** start of Material for the task **
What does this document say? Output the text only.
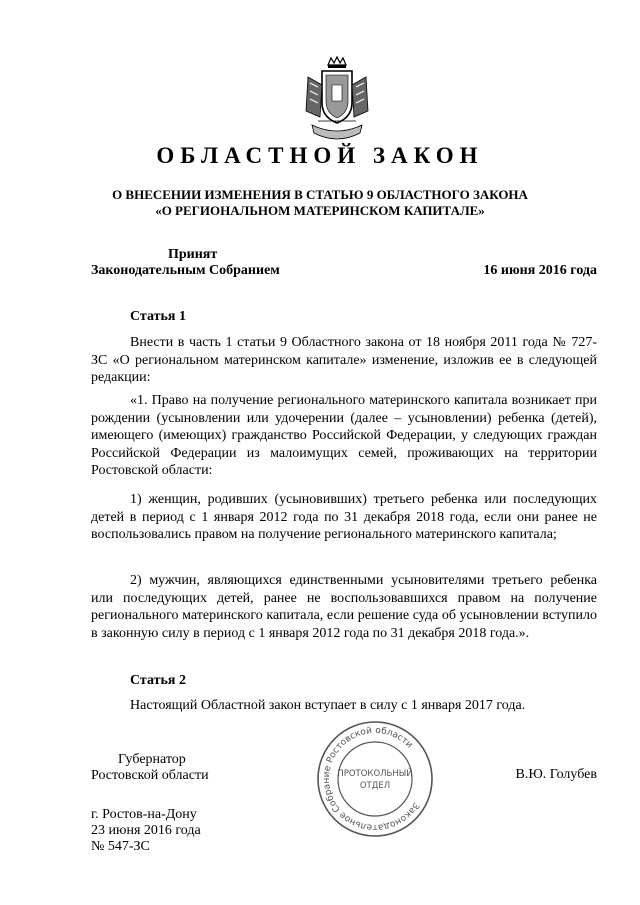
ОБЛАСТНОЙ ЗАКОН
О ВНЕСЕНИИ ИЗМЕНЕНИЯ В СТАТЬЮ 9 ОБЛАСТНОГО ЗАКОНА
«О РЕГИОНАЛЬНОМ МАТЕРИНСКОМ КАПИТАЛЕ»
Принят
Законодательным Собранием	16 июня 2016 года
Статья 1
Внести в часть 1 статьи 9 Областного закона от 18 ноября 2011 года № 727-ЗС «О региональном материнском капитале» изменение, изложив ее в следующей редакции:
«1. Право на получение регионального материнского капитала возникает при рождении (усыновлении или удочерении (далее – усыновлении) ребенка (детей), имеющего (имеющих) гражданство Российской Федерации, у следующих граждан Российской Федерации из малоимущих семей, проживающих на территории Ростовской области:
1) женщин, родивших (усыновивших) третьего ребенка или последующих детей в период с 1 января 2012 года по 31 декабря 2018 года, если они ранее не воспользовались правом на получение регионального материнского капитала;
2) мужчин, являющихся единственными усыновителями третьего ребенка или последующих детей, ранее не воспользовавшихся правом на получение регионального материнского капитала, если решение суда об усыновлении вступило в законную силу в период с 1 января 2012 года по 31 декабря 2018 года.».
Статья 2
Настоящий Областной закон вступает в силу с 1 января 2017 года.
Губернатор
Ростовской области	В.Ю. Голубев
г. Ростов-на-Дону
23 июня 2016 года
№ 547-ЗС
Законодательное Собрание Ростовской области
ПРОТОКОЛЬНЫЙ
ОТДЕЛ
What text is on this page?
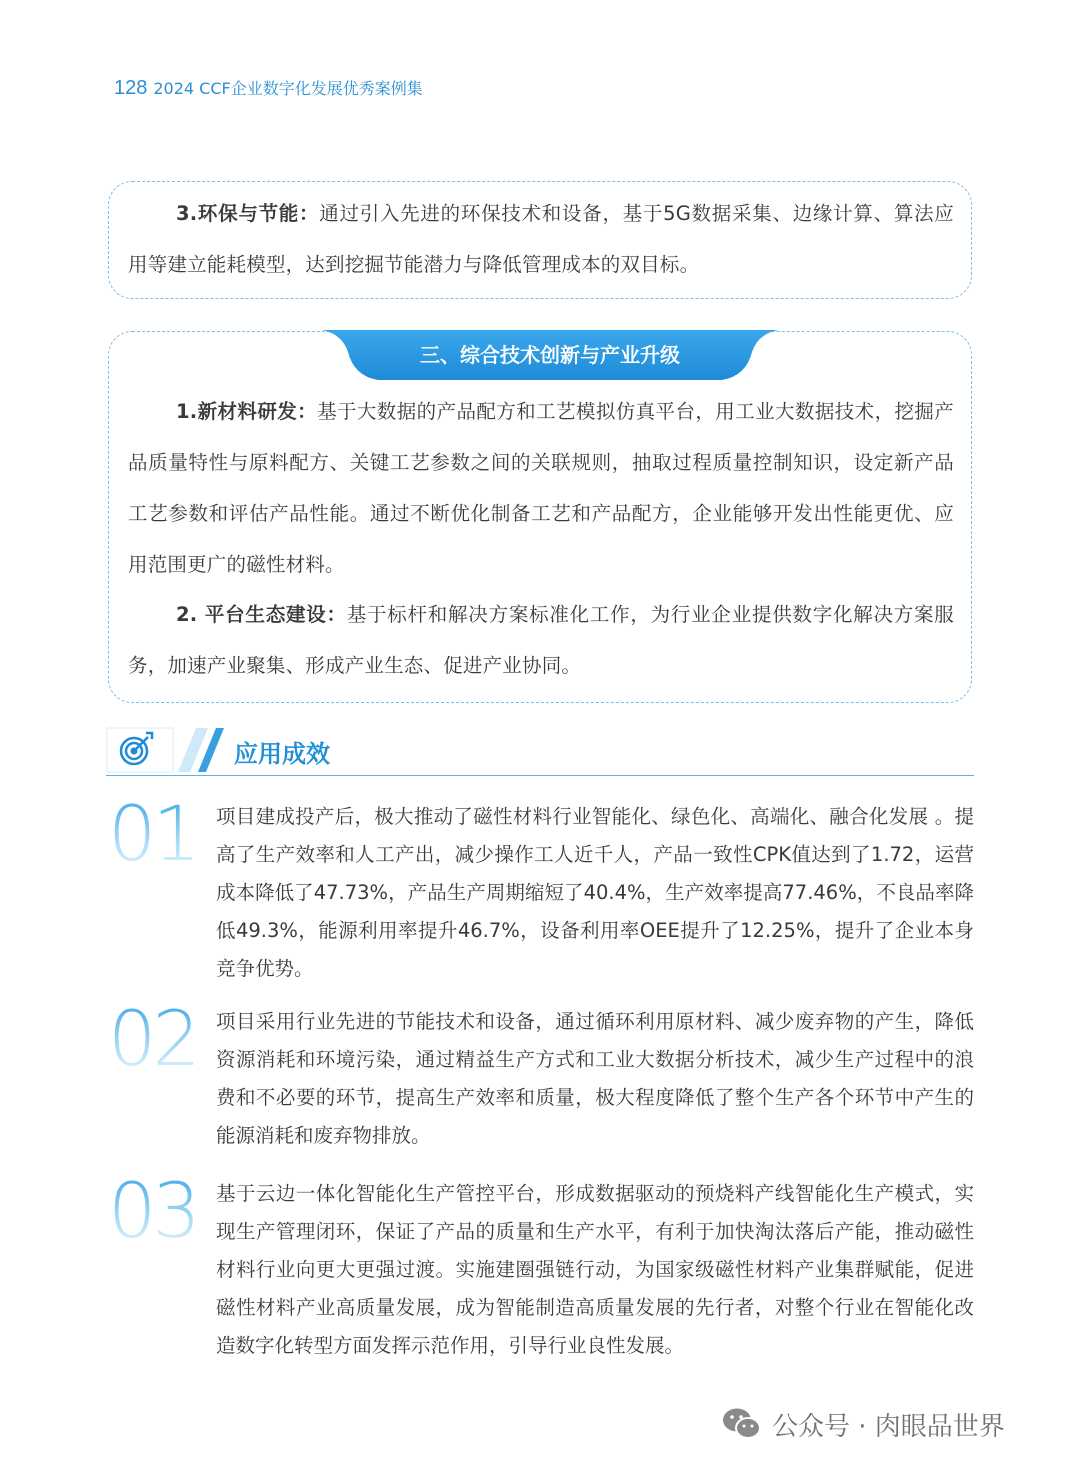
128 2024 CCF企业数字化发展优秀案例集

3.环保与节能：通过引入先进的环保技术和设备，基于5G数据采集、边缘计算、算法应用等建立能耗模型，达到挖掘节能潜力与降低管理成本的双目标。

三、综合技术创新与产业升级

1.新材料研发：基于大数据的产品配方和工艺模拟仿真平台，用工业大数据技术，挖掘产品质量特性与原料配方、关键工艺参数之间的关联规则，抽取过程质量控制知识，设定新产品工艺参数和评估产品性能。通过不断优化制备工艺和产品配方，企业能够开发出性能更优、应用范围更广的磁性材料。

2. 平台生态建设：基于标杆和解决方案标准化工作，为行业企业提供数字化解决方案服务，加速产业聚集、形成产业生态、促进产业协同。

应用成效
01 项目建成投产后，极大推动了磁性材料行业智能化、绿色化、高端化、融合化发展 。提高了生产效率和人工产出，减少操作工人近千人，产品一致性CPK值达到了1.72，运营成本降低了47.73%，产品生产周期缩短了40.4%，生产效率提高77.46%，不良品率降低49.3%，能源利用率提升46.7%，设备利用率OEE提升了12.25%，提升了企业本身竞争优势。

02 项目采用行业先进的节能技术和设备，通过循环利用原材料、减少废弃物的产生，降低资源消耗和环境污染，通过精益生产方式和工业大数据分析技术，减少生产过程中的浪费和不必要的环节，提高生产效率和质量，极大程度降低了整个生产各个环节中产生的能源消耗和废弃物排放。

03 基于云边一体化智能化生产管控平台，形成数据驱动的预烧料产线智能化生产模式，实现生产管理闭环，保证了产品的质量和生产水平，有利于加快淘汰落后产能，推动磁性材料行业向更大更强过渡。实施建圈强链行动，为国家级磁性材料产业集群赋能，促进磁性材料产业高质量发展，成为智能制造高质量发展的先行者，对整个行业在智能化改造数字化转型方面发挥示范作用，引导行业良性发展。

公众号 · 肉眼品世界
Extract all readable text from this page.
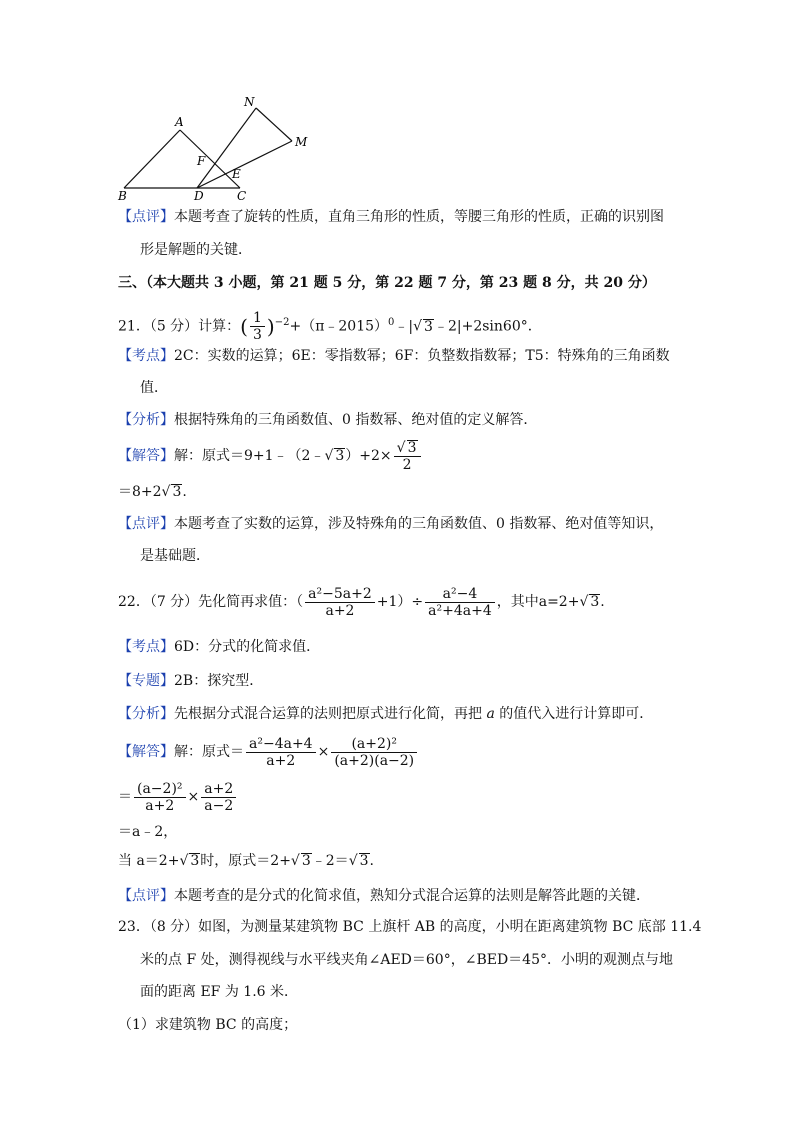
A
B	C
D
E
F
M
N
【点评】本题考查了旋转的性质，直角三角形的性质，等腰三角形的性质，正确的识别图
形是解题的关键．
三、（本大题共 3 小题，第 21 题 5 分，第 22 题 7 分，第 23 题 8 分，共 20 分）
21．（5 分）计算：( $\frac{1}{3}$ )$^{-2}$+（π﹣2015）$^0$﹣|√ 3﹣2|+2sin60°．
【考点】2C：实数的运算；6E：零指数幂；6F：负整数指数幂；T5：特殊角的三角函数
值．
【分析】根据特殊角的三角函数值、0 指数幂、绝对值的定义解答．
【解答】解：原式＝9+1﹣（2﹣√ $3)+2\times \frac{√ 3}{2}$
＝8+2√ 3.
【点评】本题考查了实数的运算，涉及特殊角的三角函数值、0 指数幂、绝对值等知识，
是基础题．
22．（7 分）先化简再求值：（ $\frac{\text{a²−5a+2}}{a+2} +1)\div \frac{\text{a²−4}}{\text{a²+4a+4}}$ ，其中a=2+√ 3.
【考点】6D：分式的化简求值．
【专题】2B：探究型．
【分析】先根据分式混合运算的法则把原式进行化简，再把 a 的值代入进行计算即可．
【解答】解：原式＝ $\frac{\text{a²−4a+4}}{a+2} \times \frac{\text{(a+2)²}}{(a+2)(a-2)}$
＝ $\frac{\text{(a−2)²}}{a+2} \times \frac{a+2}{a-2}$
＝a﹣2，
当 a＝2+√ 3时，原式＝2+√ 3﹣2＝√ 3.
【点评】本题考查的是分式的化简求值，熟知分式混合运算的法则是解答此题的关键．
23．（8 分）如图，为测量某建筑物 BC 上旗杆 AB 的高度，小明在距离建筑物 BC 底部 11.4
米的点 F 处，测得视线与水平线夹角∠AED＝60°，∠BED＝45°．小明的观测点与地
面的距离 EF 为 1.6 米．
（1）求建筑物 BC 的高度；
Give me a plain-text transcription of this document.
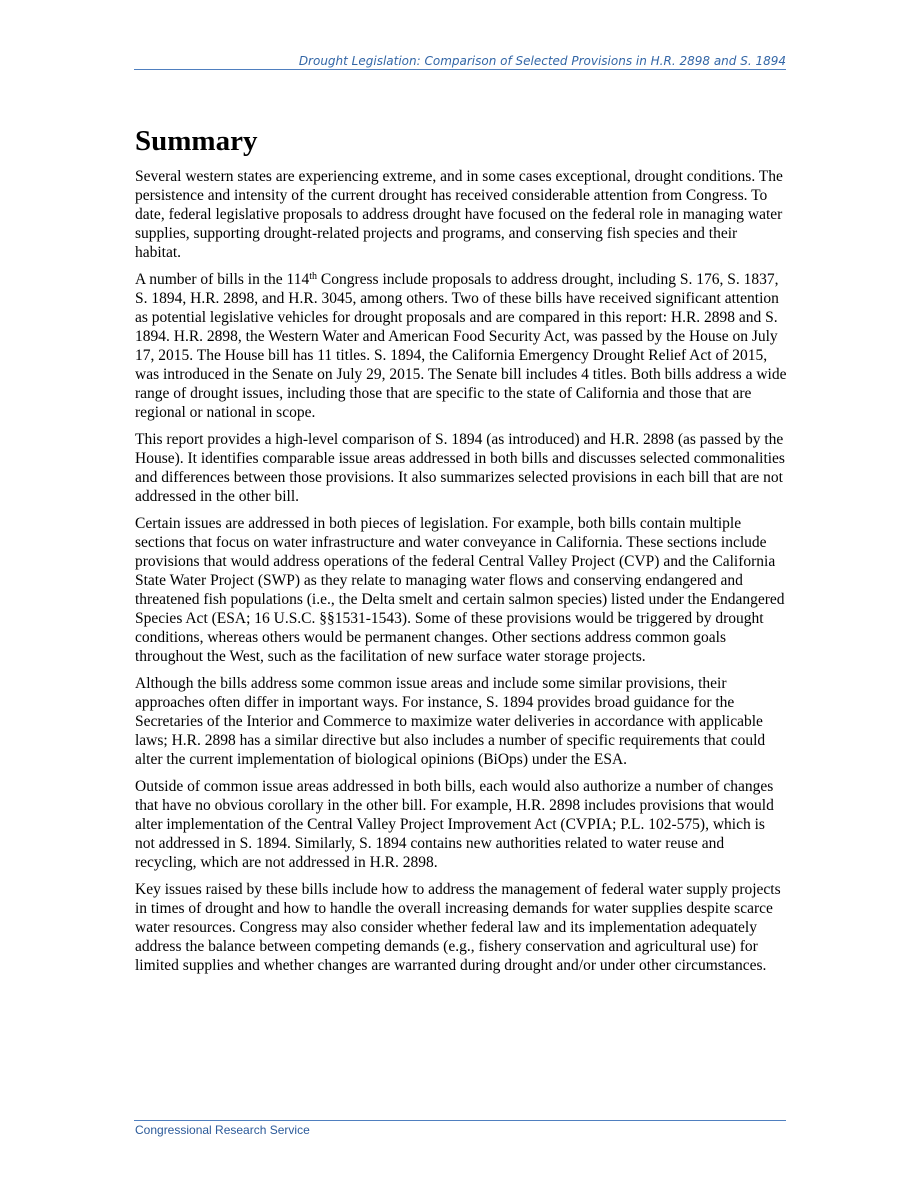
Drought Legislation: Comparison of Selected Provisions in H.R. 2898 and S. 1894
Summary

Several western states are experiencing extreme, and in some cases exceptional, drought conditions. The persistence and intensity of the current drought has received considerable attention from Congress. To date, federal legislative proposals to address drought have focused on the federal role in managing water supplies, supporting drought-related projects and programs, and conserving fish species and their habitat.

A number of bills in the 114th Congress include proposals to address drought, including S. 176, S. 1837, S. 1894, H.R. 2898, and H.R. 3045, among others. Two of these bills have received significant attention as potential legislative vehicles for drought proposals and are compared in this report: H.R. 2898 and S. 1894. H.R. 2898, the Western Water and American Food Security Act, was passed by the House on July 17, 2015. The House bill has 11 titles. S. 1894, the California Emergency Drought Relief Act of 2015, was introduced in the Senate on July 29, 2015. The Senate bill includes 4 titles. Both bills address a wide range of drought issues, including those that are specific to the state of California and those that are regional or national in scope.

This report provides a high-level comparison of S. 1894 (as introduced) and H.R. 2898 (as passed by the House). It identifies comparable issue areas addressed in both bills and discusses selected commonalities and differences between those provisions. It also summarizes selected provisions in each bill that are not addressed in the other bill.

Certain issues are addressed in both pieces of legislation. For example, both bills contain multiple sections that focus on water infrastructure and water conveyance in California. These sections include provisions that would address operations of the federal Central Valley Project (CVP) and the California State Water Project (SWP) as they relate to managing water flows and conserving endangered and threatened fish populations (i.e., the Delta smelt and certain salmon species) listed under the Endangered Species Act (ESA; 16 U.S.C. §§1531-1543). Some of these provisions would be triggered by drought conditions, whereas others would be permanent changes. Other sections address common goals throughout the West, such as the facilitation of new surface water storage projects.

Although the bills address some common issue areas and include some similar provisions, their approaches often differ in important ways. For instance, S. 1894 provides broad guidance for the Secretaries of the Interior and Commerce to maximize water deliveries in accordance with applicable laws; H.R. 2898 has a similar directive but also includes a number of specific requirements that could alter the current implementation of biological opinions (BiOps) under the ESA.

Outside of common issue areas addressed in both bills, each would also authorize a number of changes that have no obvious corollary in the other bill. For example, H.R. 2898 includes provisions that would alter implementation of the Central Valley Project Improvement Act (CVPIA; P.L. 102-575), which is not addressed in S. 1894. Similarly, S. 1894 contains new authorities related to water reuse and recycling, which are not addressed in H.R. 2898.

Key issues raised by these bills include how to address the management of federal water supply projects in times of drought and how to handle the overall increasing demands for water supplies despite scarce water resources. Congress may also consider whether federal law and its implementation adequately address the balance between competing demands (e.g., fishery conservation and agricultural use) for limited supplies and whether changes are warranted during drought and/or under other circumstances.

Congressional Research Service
** end of Material for the task **
Aim of the exercise:
Locate all lines in the listing above with the word "received". Copy them.

Result for this exercise:
Several western states are experiencing extreme, and in some cases exceptional, drought conditions. The persistence and intensity of the current drought has received considerable attention from Congress. To date, federal legislative proposals to address drought have focused on the federal role in managing water supplies, supporting drought-related projects and programs, and conserving fish species and their habitat.
A number of bills in the 114th Congress include proposals to address drought, including S. 176, S. 1837, S. 1894, H.R. 2898, and H.R. 3045, among others. Two of these bills have received significant attention as potential legislative vehicles for drought proposals and are compared in this report: H.R. 2898 and S. 1894. H.R. 2898, the Western Water and American Food Security Act, was passed by the House on July 17, 2015. The House bill has 11 titles. S. 1894, the California Emergency Drought Relief Act of 2015, was introduced in the Senate on July 29, 2015. The Senate bill includes 4 titles. Both bills address a wide range of drought issues, including those that are specific to the state of California and those that are regional or national in scope.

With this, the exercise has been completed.